** Start of Data listing **
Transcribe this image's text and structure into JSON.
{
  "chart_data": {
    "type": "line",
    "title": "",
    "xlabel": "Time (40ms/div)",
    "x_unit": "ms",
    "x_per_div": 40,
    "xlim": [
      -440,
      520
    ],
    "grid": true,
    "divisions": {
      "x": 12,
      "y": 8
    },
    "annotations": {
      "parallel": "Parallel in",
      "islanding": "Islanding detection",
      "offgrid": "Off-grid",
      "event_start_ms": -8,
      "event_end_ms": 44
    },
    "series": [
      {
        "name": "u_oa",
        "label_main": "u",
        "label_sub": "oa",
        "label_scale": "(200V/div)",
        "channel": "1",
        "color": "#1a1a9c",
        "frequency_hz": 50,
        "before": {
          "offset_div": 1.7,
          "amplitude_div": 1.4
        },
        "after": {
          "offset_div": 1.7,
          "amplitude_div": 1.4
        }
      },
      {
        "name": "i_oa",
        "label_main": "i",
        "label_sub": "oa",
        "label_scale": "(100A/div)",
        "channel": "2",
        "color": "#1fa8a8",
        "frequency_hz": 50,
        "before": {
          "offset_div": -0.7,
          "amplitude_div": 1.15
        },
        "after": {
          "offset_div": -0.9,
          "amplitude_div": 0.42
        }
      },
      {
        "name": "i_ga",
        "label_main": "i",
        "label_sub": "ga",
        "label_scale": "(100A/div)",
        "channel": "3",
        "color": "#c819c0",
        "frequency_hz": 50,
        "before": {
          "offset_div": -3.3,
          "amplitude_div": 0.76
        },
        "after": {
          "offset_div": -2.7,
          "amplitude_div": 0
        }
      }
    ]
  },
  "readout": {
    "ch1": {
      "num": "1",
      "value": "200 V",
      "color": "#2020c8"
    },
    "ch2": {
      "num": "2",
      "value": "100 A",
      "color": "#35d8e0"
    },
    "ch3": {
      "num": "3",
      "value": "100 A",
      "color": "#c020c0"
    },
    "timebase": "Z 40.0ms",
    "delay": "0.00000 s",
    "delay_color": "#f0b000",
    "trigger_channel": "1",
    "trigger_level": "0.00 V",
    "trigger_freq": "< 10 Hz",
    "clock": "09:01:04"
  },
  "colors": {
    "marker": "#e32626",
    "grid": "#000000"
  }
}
** End of Data listing **
▶ Task brief: Whenever "grid" turns up in a line, pick that line out.

▶ Full output:
    "grid": true,
      "offgrid": "Off-grid",
    "grid": "#000000"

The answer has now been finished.